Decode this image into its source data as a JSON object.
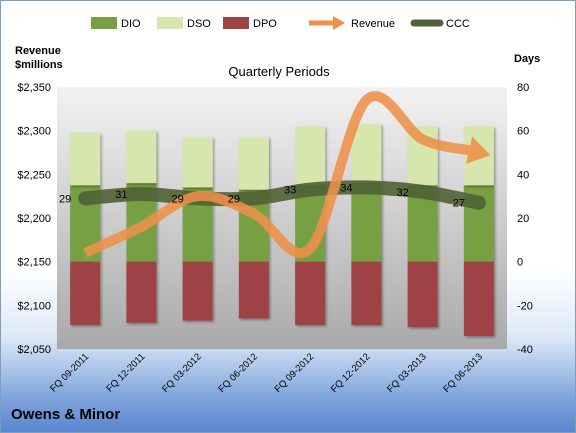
{
  "chart_data": {
    "type": "combo",
    "title": "Quarterly Periods",
    "company": "Owens & Minor",
    "legend_position": "top",
    "categories": [
      "FQ 09-2011",
      "FQ 12-2011",
      "FQ 03-2012",
      "FQ 06-2012",
      "FQ 09-2012",
      "FQ 12-2012",
      "FQ 03-2013",
      "FQ 06-2013"
    ],
    "left_axis": {
      "label_line1": "Revenue",
      "label_line2": "$millions",
      "ylim": [
        2050,
        2350
      ],
      "ticks": [
        "$2,050",
        "$2,100",
        "$2,150",
        "$2,200",
        "$2,250",
        "$2,300",
        "$2,350"
      ],
      "tick_values": [
        2050,
        2100,
        2150,
        2200,
        2250,
        2300,
        2350
      ]
    },
    "right_axis": {
      "label": "Days",
      "ylim": [
        -40,
        80
      ],
      "ticks": [
        "-40",
        "-20",
        "0",
        "20",
        "40",
        "60",
        "80"
      ],
      "tick_values": [
        -40,
        -20,
        0,
        20,
        40,
        60,
        80
      ]
    },
    "series": [
      {
        "name": "DIO",
        "kind": "bar-stack-positive",
        "color": "#77a043",
        "values": [
          35,
          36,
          34,
          33,
          35,
          36,
          35,
          35
        ]
      },
      {
        "name": "DSO",
        "kind": "bar-stack-positive",
        "color": "#d6e6ad",
        "values": [
          24,
          24,
          23,
          24,
          27,
          27,
          27,
          27
        ]
      },
      {
        "name": "DPO",
        "kind": "bar-negative",
        "color": "#9e4344",
        "values": [
          -29,
          -28,
          -27,
          -26,
          -29,
          -29,
          -30,
          -34
        ]
      },
      {
        "name": "Revenue",
        "kind": "arrow-line",
        "color": "#ee8f4a",
        "values": [
          2160,
          2190,
          2225,
          2205,
          2165,
          2335,
          2290,
          2275
        ]
      },
      {
        "name": "CCC",
        "kind": "line",
        "color": "#516336",
        "values": [
          29,
          31,
          29,
          29,
          33,
          34,
          32,
          27
        ],
        "labels": [
          "29",
          "31",
          "29",
          "29",
          "33",
          "34",
          "32",
          "27"
        ]
      }
    ],
    "grid": false
  }
}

WORK TO COMPLETE.
Copy out all lines that carry the word "color".

EXPECTED ANSWER.
        "color": "#77a043",
        "color": "#d6e6ad",
        "color": "#9e4344",
        "color": "#ee8f4a",
        "color": "#516336",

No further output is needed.